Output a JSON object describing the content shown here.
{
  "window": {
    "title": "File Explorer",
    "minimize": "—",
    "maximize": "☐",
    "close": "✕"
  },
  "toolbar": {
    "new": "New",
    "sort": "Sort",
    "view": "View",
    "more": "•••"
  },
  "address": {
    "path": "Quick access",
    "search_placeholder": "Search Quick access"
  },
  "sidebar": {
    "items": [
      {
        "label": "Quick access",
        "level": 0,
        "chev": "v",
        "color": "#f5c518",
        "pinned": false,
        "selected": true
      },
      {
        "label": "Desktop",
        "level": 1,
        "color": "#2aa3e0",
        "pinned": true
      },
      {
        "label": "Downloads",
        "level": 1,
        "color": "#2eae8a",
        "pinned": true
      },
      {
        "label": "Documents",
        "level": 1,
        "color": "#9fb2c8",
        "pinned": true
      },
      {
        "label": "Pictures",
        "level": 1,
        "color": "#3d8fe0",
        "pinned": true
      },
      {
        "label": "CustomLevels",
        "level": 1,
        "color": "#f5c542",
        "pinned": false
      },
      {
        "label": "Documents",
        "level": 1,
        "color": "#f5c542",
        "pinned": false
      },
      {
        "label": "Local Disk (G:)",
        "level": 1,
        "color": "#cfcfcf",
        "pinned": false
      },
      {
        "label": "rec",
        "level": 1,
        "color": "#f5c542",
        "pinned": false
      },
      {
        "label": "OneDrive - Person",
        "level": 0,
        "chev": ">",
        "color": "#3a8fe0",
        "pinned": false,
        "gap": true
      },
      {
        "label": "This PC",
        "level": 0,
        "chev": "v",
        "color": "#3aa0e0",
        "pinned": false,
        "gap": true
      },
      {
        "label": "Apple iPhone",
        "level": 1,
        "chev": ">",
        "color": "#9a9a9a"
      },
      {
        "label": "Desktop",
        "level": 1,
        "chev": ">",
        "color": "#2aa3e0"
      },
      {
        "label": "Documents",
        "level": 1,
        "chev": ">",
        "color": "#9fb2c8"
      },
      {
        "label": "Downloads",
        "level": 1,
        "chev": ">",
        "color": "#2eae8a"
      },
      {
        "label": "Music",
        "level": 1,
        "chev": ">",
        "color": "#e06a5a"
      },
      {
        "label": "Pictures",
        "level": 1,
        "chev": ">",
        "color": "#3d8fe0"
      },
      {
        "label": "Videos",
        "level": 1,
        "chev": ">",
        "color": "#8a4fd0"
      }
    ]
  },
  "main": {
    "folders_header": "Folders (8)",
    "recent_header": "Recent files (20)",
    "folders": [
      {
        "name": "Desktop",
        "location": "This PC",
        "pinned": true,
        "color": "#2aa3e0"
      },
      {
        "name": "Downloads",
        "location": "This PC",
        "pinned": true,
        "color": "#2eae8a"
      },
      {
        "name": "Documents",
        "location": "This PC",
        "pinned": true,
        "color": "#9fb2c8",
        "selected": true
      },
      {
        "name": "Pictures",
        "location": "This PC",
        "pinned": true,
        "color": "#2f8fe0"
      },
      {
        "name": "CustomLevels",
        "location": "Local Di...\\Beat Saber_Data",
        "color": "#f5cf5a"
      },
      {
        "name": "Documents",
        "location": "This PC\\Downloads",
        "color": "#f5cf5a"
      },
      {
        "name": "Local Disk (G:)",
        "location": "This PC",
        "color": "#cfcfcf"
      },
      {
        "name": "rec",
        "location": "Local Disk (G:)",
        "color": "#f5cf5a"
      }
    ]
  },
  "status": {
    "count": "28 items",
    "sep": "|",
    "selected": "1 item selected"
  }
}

*WORK TO BE COMPLETED*:
Report every line in the data above in which the word "CustomLevels" appears.

*WORKED ANSWER*:
        "label": "CustomLevels",
        "name": "CustomLevels",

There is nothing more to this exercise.